> **What is needed**: Gather up the lines with the word "atleti" in them.

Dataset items
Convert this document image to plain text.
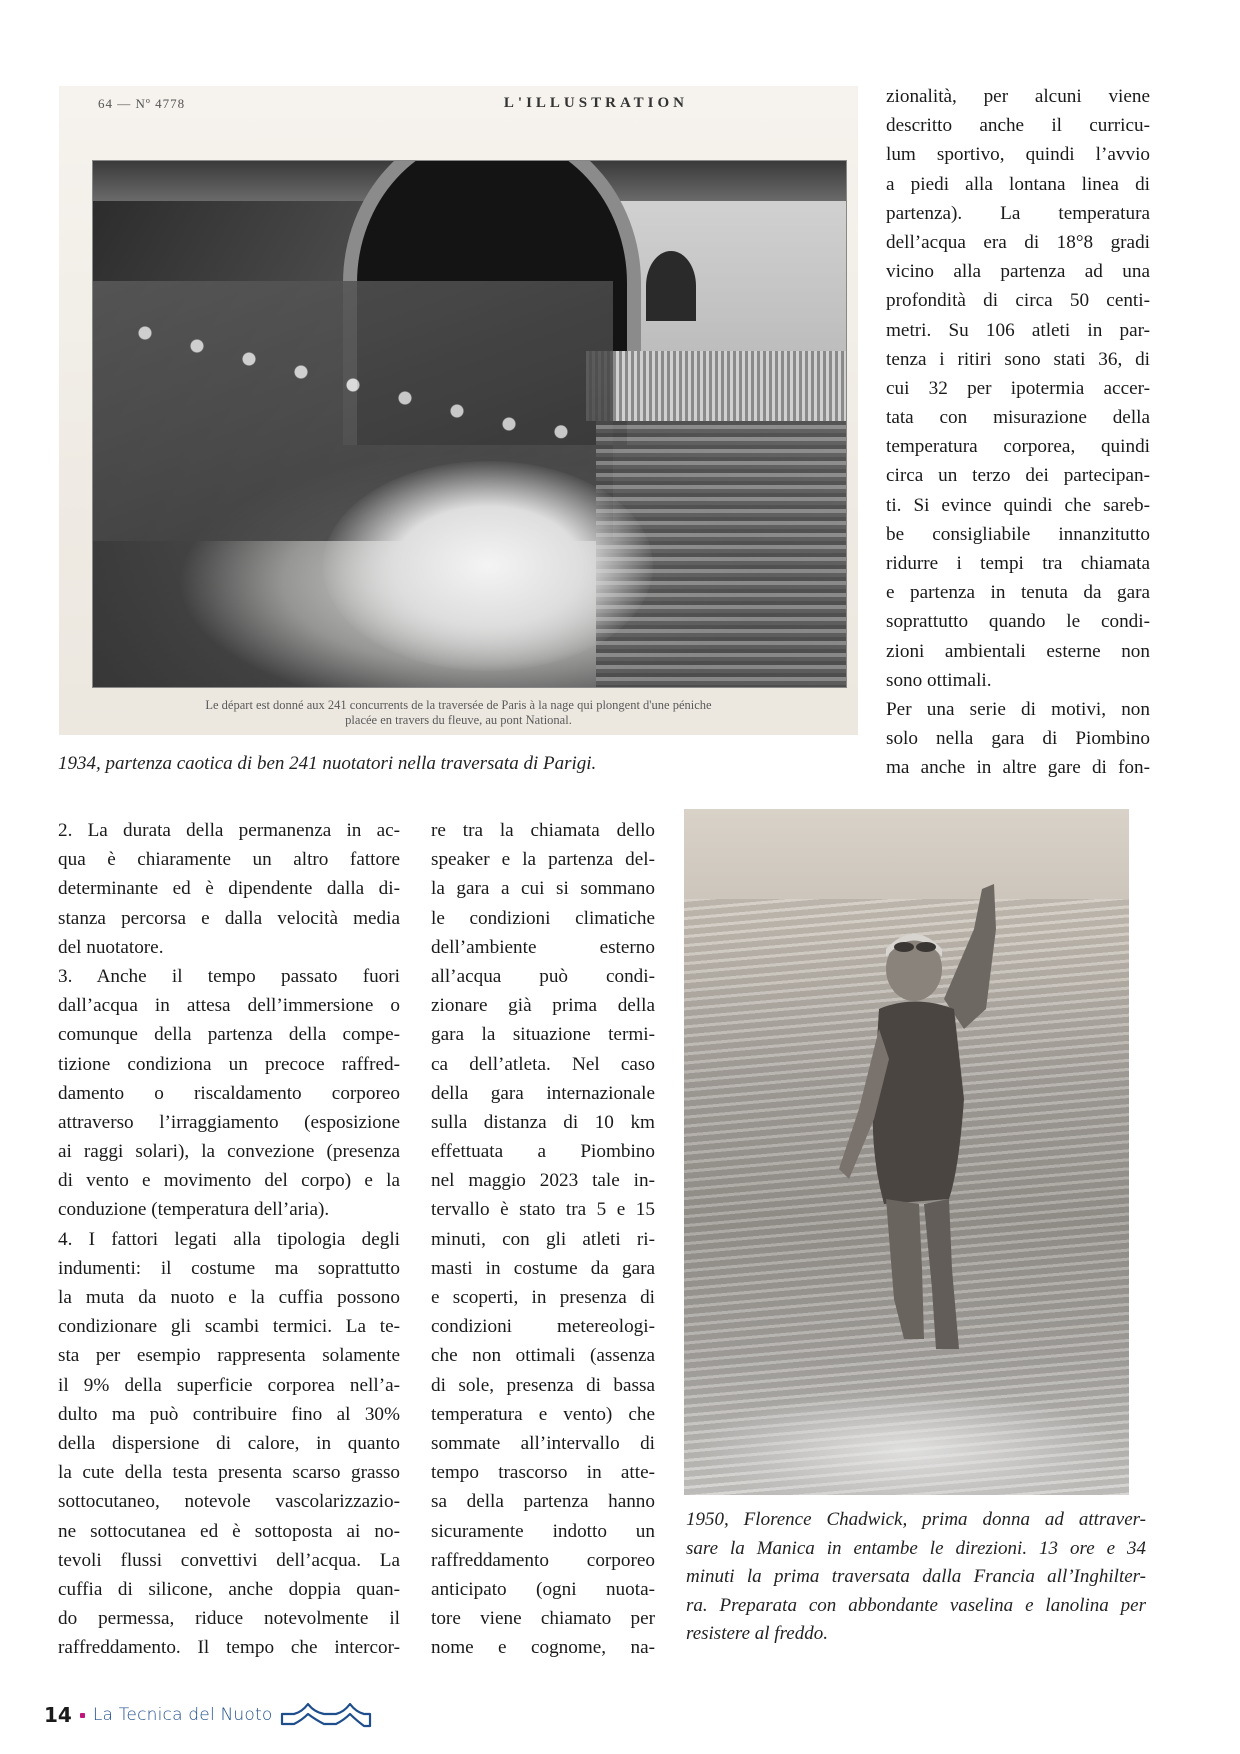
64 — Nº 4778	L'ILLUSTRATION
Le départ est donné aux 241 concurrents de la traversée de Paris à la nage qui plongent d'une péniche
placée en travers du fleuve, au pont National.
1934, partenza caotica di ben 241 nuotatori nella traversata di Parigi.
zionalità, per alcuni viene
descritto anche il curricu-
lum sportivo, quindi l’avvio
a piedi alla lontana linea di
partenza). La temperatura
dell’acqua era di 18°8 gradi
vicino alla partenza ad una
profondità di circa 50 centi-
metri. Su 106 atleti in par-
tenza i ritiri sono stati 36, di
cui 32 per ipotermia accer-
tata con misurazione della
temperatura corporea, quindi
circa un terzo dei partecipan-
ti. Si evince quindi che sareb-
be consigliabile innanzitutto
ridurre i tempi tra chiamata
e partenza in tenuta da gara
soprattutto quando le condi-
zioni ambientali esterne non
sono ottimali.
Per una serie di motivi, non
solo nella gara di Piombino
ma anche in altre gare di fon-
2. La durata della permanenza in ac-
qua è chiaramente un altro fattore
determinante ed è dipendente dalla di-
stanza percorsa e dalla velocità media
del nuotatore.
3. Anche il tempo passato fuori
dall’acqua in attesa dell’immersione o
comunque della partenza della compe-
tizione condiziona un precoce raffred-
damento o riscaldamento corporeo
attraverso l’irraggiamento (esposizione
ai raggi solari), la convezione (presenza
di vento e movimento del corpo) e la
conduzione (temperatura dell’aria).
4. I fattori legati alla tipologia degli
indumenti: il costume ma soprattutto
la muta da nuoto e la cuffia possono
condizionare gli scambi termici. La te-
sta per esempio rappresenta solamente
il 9% della superficie corporea nell’a-
dulto ma può contribuire fino al 30%
della dispersione di calore, in quanto
la cute della testa presenta scarso grasso
sottocutaneo, notevole vascolarizzazio-
ne sottocutanea ed è sottoposta ai no-
tevoli flussi convettivi dell’acqua. La
cuffia di silicone, anche doppia quan-
do permessa, riduce notevolmente il
raffreddamento. Il tempo che intercor-
re tra la chiamata dello
speaker e la partenza del-
la gara a cui si sommano
le condizioni climatiche
dell’ambiente esterno
all’acqua può condi-
zionare già prima della
gara la situazione termi-
ca dell’atleta. Nel caso
della gara internazionale
sulla distanza di 10 km
effettuata a Piombino
nel maggio 2023 tale in-
tervallo è stato tra 5 e 15
minuti, con gli atleti ri-
masti in costume da gara
e scoperti, in presenza di
condizioni metereologi-
che non ottimali (assenza
di sole, presenza di bassa
temperatura e vento) che
sommate all’intervallo di
tempo trascorso in atte-
sa della partenza hanno
sicuramente indotto un
raffreddamento corporeo
anticipato (ogni nuota-
tore viene chiamato per
nome e cognome, na-
1950, Florence Chadwick, prima donna ad attraver-
sare la Manica in entambe le direzioni. 13 ore e 34
minuti la prima traversata dalla Francia all’Inghilter-
ra. Preparata con abbondante vaselina e lanolina per
resistere al freddo.
14 La Tecnica del Nuoto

> **Problem solution**:
metri. Su 106 atleti in par-
minuti, con gli atleti ri-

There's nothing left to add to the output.